— Start DATA LISTING —

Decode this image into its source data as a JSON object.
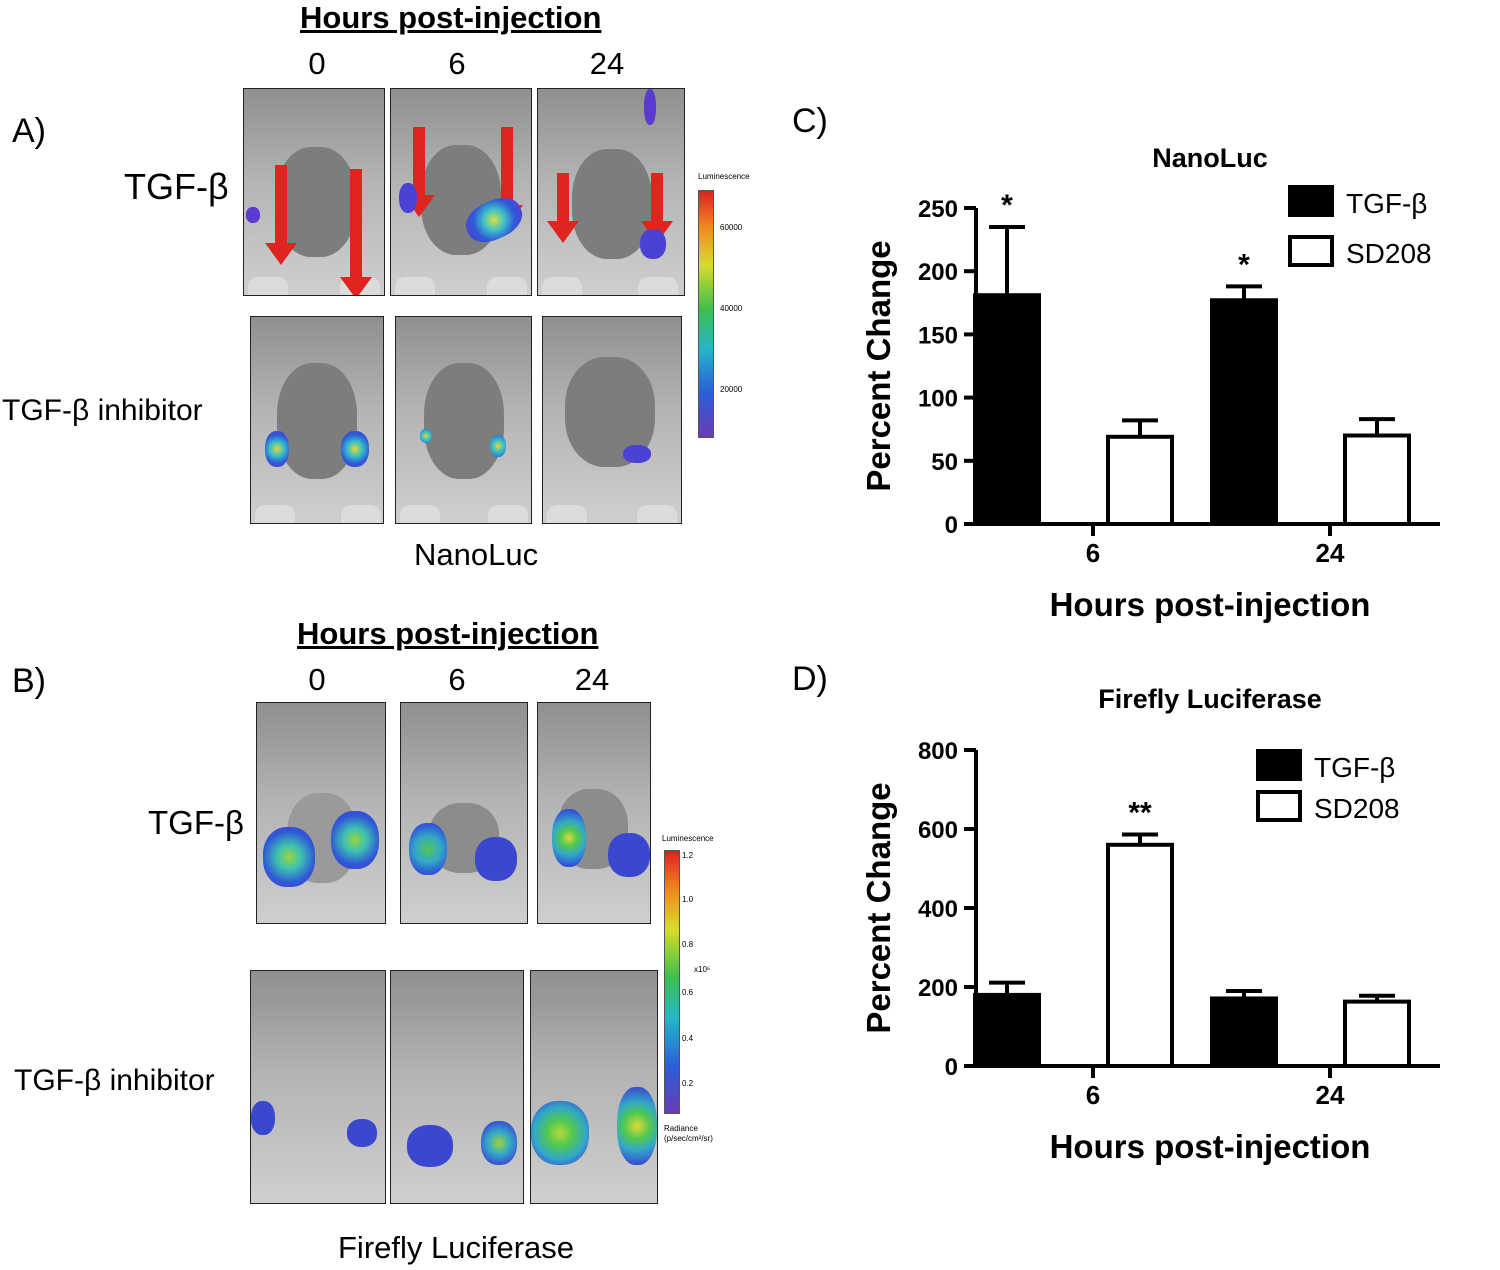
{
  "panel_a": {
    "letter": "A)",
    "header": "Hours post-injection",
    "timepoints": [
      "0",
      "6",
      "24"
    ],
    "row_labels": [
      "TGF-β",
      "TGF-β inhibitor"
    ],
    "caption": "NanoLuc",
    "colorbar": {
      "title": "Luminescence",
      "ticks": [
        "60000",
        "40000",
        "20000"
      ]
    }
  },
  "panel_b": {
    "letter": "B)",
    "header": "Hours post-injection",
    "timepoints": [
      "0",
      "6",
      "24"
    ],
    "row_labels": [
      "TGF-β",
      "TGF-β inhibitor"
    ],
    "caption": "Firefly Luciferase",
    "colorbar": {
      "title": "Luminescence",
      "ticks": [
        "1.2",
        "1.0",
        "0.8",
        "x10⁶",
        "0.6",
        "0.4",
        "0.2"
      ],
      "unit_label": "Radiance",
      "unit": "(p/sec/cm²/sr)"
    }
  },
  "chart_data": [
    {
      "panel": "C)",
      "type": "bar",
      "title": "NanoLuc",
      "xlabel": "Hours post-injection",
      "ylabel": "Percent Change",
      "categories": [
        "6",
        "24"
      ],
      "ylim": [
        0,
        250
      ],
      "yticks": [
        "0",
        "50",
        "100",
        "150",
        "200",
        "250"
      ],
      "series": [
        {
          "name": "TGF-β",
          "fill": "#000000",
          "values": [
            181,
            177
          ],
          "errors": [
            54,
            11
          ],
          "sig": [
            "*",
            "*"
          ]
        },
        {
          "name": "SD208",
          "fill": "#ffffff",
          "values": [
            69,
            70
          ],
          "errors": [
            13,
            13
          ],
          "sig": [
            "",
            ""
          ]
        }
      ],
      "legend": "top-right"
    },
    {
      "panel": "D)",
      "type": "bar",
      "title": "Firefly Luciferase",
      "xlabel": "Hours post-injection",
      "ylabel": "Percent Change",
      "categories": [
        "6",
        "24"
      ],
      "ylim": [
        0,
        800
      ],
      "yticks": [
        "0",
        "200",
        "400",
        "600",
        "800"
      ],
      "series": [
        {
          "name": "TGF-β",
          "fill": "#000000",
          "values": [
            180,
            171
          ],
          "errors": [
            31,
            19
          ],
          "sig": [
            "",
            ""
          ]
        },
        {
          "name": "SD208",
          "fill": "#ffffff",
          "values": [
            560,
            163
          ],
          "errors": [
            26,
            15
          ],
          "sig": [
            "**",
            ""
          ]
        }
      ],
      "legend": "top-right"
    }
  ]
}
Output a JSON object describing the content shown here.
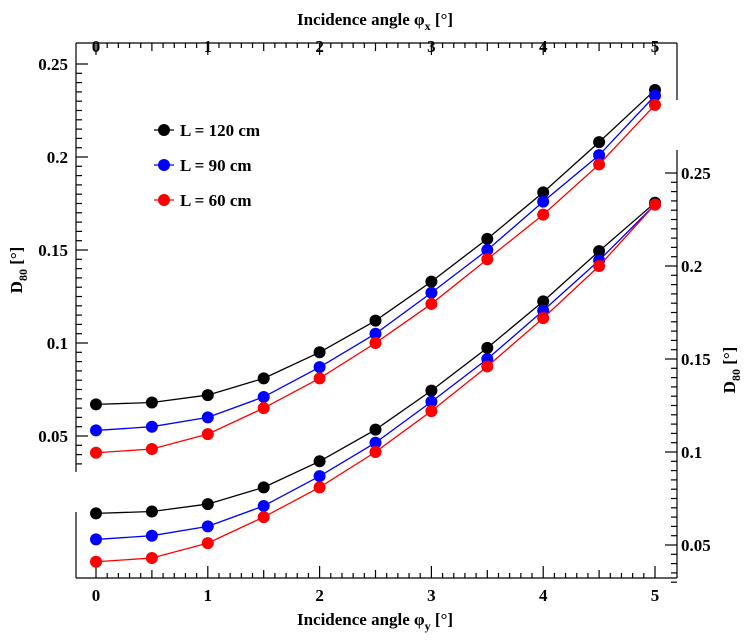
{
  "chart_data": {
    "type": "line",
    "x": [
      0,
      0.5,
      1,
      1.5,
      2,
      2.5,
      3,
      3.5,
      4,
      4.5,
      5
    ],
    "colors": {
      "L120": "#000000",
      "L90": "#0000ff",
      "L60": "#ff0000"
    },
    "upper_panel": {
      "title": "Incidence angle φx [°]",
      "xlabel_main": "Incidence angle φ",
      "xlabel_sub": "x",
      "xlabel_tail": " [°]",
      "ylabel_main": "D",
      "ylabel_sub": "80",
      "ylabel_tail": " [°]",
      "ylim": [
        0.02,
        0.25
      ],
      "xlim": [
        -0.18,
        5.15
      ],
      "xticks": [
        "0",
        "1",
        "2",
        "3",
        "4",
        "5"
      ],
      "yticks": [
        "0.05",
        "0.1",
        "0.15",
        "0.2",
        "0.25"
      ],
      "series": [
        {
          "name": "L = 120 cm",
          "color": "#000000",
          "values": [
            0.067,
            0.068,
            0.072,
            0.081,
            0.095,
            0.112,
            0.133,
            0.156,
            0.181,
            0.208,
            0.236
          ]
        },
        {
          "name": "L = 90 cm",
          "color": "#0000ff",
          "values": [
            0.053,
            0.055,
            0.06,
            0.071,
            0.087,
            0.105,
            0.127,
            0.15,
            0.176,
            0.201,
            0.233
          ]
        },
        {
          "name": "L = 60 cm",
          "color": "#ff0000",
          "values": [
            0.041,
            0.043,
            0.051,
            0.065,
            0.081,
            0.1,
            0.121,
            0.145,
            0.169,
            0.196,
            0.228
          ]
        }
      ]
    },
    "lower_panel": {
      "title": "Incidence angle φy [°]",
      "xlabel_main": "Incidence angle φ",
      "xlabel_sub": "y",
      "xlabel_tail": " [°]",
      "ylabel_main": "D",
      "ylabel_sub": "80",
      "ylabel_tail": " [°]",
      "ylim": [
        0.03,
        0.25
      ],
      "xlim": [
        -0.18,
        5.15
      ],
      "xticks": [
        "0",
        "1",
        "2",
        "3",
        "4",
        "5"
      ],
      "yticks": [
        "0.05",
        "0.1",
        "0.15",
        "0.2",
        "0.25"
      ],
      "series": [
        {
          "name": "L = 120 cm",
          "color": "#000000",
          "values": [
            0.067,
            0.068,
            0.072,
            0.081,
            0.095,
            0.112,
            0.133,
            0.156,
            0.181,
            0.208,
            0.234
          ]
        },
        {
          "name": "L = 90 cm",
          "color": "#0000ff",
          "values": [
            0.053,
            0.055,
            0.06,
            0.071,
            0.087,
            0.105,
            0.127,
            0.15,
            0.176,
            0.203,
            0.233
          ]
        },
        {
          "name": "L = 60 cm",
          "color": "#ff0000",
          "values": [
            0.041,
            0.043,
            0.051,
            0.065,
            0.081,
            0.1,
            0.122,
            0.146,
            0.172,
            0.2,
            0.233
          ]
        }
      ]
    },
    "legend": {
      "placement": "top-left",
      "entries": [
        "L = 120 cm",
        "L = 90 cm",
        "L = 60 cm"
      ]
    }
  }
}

— End DATA LISTING —

WRITTEN PROBLEM =
Reproduce every entry exactly, but omit each picture.

OUTPUT FOR THIS TASK =
Decode this image into its source data as a JSON object.
{
  "panel_a": {
    "letter": "A)",
    "header": "Hours post-injection",
    "timepoints": [
      "0",
      "6",
      "24"
    ],
    "row_labels": [
      "TGF-β",
      "TGF-β inhibitor"
    ],
    "caption": "NanoLuc",
    "colorbar": {
      "title": "Luminescence",
      "ticks": [
        "60000",
        "40000",
        "20000"
      ]
    }
  },
  "panel_b": {
    "letter": "B)",
    "header": "Hours post-injection",
    "timepoints": [
      "0",
      "6",
      "24"
    ],
    "row_labels": [
      "TGF-β",
      "TGF-β inhibitor"
    ],
    "caption": "Firefly Luciferase",
    "colorbar": {
      "title": "Luminescence",
      "ticks": [
        "1.2",
        "1.0",
        "0.8",
        "x10⁶",
        "0.6",
        "0.4",
        "0.2"
      ],
      "unit_label": "Radiance",
      "unit": "(p/sec/cm²/sr)"
    }
  },
  "chart_data": [
    {
      "panel": "C)",
      "type": "bar",
      "title": "NanoLuc",
      "xlabel": "Hours post-injection",
      "ylabel": "Percent Change",
      "categories": [
        "6",
        "24"
      ],
      "ylim": [
        0,
        250
      ],
      "yticks": [
        "0",
        "50",
        "100",
        "150",
        "200",
        "250"
      ],
      "series": [
        {
          "name": "TGF-β",
          "fill": "#000000",
          "values": [
            181,
            177
          ],
          "errors": [
            54,
            11
          ],
          "sig": [
            "*",
            "*"
          ]
        },
        {
          "name": "SD208",
          "fill": "#ffffff",
          "values": [
            69,
            70
          ],
          "errors": [
            13,
            13
          ],
          "sig": [
            "",
            ""
          ]
        }
      ],
      "legend": "top-right"
    },
    {
      "panel": "D)",
      "type": "bar",
      "title": "Firefly Luciferase",
      "xlabel": "Hours post-injection",
      "ylabel": "Percent Change",
      "categories": [
        "6",
        "24"
      ],
      "ylim": [
        0,
        800
      ],
      "yticks": [
        "0",
        "200",
        "400",
        "600",
        "800"
      ],
      "series": [
        {
          "name": "TGF-β",
          "fill": "#000000",
          "values": [
            180,
            171
          ],
          "errors": [
            31,
            19
          ],
          "sig": [
            "",
            ""
          ]
        },
        {
          "name": "SD208",
          "fill": "#ffffff",
          "values": [
            560,
            163
          ],
          "errors": [
            26,
            15
          ],
          "sig": [
            "**",
            ""
          ]
        }
      ],
      "legend": "top-right"
    }
  ]
}
Output a JSON object describing the content shown here.
{
  "chart_data": {
    "type": "line",
    "x": [
      0,
      0.5,
      1,
      1.5,
      2,
      2.5,
      3,
      3.5,
      4,
      4.5,
      5
    ],
    "colors": {
      "L120": "#000000",
      "L90": "#0000ff",
      "L60": "#ff0000"
    },
    "upper_panel": {
      "title": "Incidence angle φx [°]",
      "xlabel_main": "Incidence angle φ",
      "xlabel_sub": "x",
      "xlabel_tail": " [°]",
      "ylabel_main": "D",
      "ylabel_sub": "80",
      "ylabel_tail": " [°]",
      "ylim": [
        0.02,
        0.25
      ],
      "xlim": [
        -0.18,
        5.15
      ],
      "xticks": [
        "0",
        "1",
        "2",
        "3",
        "4",
        "5"
      ],
      "yticks": [
        "0.05",
        "0.1",
        "0.15",
        "0.2",
        "0.25"
      ],
      "series": [
        {
          "name": "L = 120 cm",
          "color": "#000000",
          "values": [
            0.067,
            0.068,
            0.072,
            0.081,
            0.095,
            0.112,
            0.133,
            0.156,
            0.181,
            0.208,
            0.236
          ]
        },
        {
          "name": "L = 90 cm",
          "color": "#0000ff",
          "values": [
            0.053,
            0.055,
            0.06,
            0.071,
            0.087,
            0.105,
            0.127,
            0.15,
            0.176,
            0.201,
            0.233
          ]
        },
        {
          "name": "L = 60 cm",
          "color": "#ff0000",
          "values": [
            0.041,
            0.043,
            0.051,
            0.065,
            0.081,
            0.1,
            0.121,
            0.145,
            0.169,
            0.196,
            0.228
          ]
        }
      ]
    },
    "lower_panel": {
      "title": "Incidence angle φy [°]",
      "xlabel_main": "Incidence angle φ",
      "xlabel_sub": "y",
      "xlabel_tail": " [°]",
      "ylabel_main": "D",
      "ylabel_sub": "80",
      "ylabel_tail": " [°]",
      "ylim": [
        0.03,
        0.25
      ],
      "xlim": [
        -0.18,
        5.15
      ],
      "xticks": [
        "0",
        "1",
        "2",
        "3",
        "4",
        "5"
      ],
      "yticks": [
        "0.05",
        "0.1",
        "0.15",
        "0.2",
        "0.25"
      ],
      "series": [
        {
          "name": "L = 120 cm",
          "color": "#000000",
          "values": [
            0.067,
            0.068,
            0.072,
            0.081,
            0.095,
            0.112,
            0.133,
            0.156,
            0.181,
            0.208,
            0.234
          ]
        },
        {
          "name": "L = 90 cm",
          "color": "#0000ff",
          "values": [
            0.053,
            0.055,
            0.06,
            0.071,
            0.087,
            0.105,
            0.127,
            0.15,
            0.176,
            0.203,
            0.233
          ]
        },
        {
          "name": "L = 60 cm",
          "color": "#ff0000",
          "values": [
            0.041,
            0.043,
            0.051,
            0.065,
            0.081,
            0.1,
            0.122,
            0.146,
            0.172,
            0.2,
            0.233
          ]
        }
      ]
    },
    "legend": {
      "placement": "top-left",
      "entries": [
        "L = 120 cm",
        "L = 90 cm",
        "L = 60 cm"
      ]
    }
  }
}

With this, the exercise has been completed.